● **Problem details**
Copy every line in the records below that contains the word "严格管理".

● **Source material**

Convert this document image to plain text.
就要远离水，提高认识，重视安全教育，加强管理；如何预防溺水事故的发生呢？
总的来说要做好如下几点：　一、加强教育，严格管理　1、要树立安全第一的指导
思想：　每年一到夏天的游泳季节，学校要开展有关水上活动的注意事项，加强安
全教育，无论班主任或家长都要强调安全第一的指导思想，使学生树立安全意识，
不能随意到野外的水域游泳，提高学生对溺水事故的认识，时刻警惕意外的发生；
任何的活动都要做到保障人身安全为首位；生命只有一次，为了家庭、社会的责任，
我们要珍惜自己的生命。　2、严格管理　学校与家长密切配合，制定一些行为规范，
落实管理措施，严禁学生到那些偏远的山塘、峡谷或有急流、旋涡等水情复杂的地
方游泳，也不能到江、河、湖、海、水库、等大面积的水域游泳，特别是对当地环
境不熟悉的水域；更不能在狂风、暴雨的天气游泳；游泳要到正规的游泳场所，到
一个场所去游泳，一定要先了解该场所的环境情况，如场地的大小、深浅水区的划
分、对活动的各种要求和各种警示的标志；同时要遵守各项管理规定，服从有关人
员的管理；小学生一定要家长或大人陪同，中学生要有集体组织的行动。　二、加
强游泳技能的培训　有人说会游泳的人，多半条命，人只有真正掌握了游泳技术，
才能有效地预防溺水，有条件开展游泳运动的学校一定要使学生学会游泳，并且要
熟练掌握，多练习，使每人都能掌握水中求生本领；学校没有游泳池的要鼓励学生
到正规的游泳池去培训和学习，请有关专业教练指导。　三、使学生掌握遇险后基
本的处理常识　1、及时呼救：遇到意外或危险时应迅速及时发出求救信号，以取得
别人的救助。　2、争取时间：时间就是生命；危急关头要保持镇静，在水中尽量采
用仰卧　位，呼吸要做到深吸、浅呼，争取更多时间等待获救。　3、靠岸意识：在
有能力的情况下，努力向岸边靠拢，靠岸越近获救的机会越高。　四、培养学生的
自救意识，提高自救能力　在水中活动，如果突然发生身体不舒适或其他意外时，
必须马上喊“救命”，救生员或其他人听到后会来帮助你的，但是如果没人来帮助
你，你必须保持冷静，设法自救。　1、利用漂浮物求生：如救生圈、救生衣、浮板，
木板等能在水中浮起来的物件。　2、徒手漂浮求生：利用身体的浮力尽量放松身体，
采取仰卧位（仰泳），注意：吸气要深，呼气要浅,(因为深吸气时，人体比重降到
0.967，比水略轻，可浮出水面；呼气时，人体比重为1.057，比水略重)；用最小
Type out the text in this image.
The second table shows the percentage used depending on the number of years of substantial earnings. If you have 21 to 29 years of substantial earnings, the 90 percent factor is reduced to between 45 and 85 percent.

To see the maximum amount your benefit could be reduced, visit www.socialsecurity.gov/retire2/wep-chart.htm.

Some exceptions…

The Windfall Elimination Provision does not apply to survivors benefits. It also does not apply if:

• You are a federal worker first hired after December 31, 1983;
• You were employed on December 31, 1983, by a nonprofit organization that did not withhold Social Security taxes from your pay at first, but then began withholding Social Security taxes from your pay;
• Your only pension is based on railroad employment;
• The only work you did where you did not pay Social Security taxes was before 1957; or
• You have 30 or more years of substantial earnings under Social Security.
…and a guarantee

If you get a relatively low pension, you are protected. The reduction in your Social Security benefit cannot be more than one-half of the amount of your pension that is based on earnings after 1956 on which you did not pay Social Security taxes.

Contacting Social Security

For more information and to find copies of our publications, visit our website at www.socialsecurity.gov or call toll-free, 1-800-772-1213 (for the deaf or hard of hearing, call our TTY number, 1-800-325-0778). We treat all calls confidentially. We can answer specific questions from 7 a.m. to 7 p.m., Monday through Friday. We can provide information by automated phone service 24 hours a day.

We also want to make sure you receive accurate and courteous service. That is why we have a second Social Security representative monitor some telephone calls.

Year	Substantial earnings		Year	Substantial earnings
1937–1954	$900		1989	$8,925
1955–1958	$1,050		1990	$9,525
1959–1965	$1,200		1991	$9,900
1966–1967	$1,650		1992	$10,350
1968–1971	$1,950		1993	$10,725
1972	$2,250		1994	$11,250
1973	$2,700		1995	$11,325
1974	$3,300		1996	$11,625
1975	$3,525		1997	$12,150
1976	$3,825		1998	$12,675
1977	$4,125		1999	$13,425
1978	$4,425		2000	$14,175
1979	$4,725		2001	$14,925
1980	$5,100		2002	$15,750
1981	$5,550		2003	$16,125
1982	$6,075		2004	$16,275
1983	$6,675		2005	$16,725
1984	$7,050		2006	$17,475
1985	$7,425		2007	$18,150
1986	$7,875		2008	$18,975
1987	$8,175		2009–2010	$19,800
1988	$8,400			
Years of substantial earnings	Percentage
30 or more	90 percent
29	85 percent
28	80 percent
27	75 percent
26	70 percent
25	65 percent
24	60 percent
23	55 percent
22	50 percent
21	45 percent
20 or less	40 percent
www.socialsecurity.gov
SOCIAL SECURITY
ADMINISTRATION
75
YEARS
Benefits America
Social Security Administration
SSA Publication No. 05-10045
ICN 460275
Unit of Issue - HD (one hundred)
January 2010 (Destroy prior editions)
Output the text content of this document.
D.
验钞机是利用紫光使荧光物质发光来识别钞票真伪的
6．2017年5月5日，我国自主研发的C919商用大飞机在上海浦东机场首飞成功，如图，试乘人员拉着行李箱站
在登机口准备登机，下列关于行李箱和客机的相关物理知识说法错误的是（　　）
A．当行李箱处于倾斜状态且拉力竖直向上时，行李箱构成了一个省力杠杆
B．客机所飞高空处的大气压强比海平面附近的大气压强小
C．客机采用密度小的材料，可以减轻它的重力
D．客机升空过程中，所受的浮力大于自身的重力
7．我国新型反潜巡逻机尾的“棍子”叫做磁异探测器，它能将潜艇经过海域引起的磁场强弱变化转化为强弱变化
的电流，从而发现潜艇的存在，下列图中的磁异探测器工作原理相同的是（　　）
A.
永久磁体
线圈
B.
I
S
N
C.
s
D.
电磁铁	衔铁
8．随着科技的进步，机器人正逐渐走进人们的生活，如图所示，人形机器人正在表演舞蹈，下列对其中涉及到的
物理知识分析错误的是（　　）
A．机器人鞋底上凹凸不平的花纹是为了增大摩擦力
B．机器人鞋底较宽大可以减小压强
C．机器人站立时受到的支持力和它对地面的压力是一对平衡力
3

● **Task result**
总的来说要做好如下几点：　一、加强教育，严格管理　1、要树立安全第一的指导
我们要珍惜自己的生命。　2、严格管理　学校与家长密切配合，制定一些行为规范，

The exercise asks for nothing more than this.